◆ Exercise brief: Can all of these lines be returned exactly?

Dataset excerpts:
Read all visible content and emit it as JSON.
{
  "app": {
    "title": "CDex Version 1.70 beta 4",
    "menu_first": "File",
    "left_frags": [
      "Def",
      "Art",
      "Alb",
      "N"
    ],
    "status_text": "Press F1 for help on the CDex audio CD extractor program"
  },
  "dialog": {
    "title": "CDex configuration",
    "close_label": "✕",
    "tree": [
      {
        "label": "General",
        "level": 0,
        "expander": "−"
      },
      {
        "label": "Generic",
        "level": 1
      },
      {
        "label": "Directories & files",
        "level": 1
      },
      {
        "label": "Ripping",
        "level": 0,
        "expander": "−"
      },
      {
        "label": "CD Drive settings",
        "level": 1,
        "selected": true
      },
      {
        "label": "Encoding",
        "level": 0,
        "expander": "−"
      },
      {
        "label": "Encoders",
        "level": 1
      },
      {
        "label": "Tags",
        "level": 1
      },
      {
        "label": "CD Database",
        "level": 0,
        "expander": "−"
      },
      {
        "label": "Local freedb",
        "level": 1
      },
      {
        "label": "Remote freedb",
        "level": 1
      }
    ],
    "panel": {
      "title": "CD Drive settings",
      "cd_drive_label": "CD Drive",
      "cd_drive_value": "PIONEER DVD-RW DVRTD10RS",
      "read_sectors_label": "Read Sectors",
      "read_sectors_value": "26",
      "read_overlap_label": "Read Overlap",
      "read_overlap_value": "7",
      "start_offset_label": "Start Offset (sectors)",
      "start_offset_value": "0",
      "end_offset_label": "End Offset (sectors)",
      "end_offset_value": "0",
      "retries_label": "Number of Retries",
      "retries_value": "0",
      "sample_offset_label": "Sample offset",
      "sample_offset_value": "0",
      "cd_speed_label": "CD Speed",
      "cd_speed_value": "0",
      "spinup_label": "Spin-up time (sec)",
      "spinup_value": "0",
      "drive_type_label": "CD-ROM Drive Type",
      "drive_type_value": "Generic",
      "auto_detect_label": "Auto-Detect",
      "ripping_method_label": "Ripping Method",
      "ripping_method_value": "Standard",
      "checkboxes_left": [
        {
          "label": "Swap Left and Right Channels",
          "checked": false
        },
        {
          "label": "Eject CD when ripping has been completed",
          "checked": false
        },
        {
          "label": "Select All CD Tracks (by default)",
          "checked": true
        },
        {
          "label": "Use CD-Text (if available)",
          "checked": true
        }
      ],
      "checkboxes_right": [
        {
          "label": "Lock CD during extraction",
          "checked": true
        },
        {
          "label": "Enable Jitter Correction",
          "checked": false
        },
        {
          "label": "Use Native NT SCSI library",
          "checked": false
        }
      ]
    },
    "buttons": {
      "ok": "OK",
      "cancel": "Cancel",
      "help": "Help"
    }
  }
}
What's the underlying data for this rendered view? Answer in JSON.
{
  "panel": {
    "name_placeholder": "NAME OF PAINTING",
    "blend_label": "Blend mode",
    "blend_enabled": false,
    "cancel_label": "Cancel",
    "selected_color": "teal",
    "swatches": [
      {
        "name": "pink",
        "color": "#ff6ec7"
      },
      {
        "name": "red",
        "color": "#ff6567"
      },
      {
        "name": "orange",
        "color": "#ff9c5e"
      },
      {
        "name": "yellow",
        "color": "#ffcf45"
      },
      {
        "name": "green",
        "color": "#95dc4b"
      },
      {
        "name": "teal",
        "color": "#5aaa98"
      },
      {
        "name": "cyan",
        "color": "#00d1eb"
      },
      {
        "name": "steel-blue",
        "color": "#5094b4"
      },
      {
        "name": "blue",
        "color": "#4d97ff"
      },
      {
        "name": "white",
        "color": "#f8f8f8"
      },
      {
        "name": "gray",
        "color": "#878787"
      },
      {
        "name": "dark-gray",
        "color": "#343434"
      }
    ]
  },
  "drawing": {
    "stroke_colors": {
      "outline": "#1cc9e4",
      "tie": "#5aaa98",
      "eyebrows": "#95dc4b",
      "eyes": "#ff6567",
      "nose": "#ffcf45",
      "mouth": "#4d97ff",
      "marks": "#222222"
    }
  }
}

◆ Completed exercise:
Read all visible content and emit it as JSON.
{
  "app": {
    "title": "CDex Version 1.70 beta 4",
    "menu_first": "File",
    "left_frags": [
      "Def",
      "Art",
      "Alb",
      "N"
    ],
    "status_text": "Press F1 for help on the CDex audio CD extractor program"
  },
  "dialog": {
    "title": "CDex configuration",
    "close_label": "✕",
    "tree": [
      {
        "label": "General",
        "level": 0,
        "expander": "−"
      },
      {
        "label": "Generic",
        "level": 1
      },
      {
        "label": "Directories & files",
        "level": 1
      },
      {
        "label": "Ripping",
        "level": 0,
        "expander": "−"
      },
      {
        "label": "CD Drive settings",
        "level": 1,
        "selected": true
      },
      {
        "label": "Encoding",
        "level": 0,
        "expander": "−"
      },
      {
        "label": "Encoders",
        "level": 1
      },
      {
        "label": "Tags",
        "level": 1
      },
      {
        "label": "CD Database",
        "level": 0,
        "expander": "−"
      },
      {
        "label": "Local freedb",
        "level": 1
      },
      {
        "label": "Remote freedb",
        "level": 1
      }
    ],
    "panel": {
      "title": "CD Drive settings",
      "cd_drive_label": "CD Drive",
      "cd_drive_value": "PIONEER DVD-RW DVRTD10RS",
      "read_sectors_label": "Read Sectors",
      "read_sectors_value": "26",
      "read_overlap_label": "Read Overlap",
      "read_overlap_value": "7",
      "start_offset_label": "Start Offset (sectors)",
      "start_offset_value": "0",
      "end_offset_label": "End Offset (sectors)",
      "end_offset_value": "0",
      "retries_label": "Number of Retries",
      "retries_value": "0",
      "sample_offset_label": "Sample offset",
      "sample_offset_value": "0",
      "cd_speed_label": "CD Speed",
      "cd_speed_value": "0",
      "spinup_label": "Spin-up time (sec)",
      "spinup_value": "0",
      "drive_type_label": "CD-ROM Drive Type",
      "drive_type_value": "Generic",
      "auto_detect_label": "Auto-Detect",
      "ripping_method_label": "Ripping Method",
      "ripping_method_value": "Standard",
      "checkboxes_left": [
        {
          "label": "Swap Left and Right Channels",
          "checked": false
        },
        {
          "label": "Eject CD when ripping has been completed",
          "checked": false
        },
        {
          "label": "Select All CD Tracks (by default)",
          "checked": true
        },
        {
          "label": "Use CD-Text (if available)",
          "checked": true
        }
      ],
      "checkboxes_right": [
        {
          "label": "Lock CD during extraction",
          "checked": true
        },
        {
          "label": "Enable Jitter Correction",
          "checked": false
        },
        {
          "label": "Use Native NT SCSI library",
          "checked": false
        }
      ]
    },
    "buttons": {
      "ok": "OK",
      "cancel": "Cancel",
      "help": "Help"
    }
  }
}
What's the underlying data for this rendered view? Answer in JSON.
{
  "panel": {
    "name_placeholder": "NAME OF PAINTING",
    "blend_label": "Blend mode",
    "blend_enabled": false,
    "cancel_label": "Cancel",
    "selected_color": "teal",
    "swatches": [
      {
        "name": "pink",
        "color": "#ff6ec7"
      },
      {
        "name": "red",
        "color": "#ff6567"
      },
      {
        "name": "orange",
        "color": "#ff9c5e"
      },
      {
        "name": "yellow",
        "color": "#ffcf45"
      },
      {
        "name": "green",
        "color": "#95dc4b"
      },
      {
        "name": "teal",
        "color": "#5aaa98"
      },
      {
        "name": "cyan",
        "color": "#00d1eb"
      },
      {
        "name": "steel-blue",
        "color": "#5094b4"
      },
      {
        "name": "blue",
        "color": "#4d97ff"
      },
      {
        "name": "white",
        "color": "#f8f8f8"
      },
      {
        "name": "gray",
        "color": "#878787"
      },
      {
        "name": "dark-gray",
        "color": "#343434"
      }
    ]
  },
  "drawing": {
    "stroke_colors": {
      "outline": "#1cc9e4",
      "tie": "#5aaa98",
      "eyebrows": "#95dc4b",
      "eyes": "#ff6567",
      "nose": "#ffcf45",
      "mouth": "#4d97ff",
      "marks": "#222222"
    }
  }
}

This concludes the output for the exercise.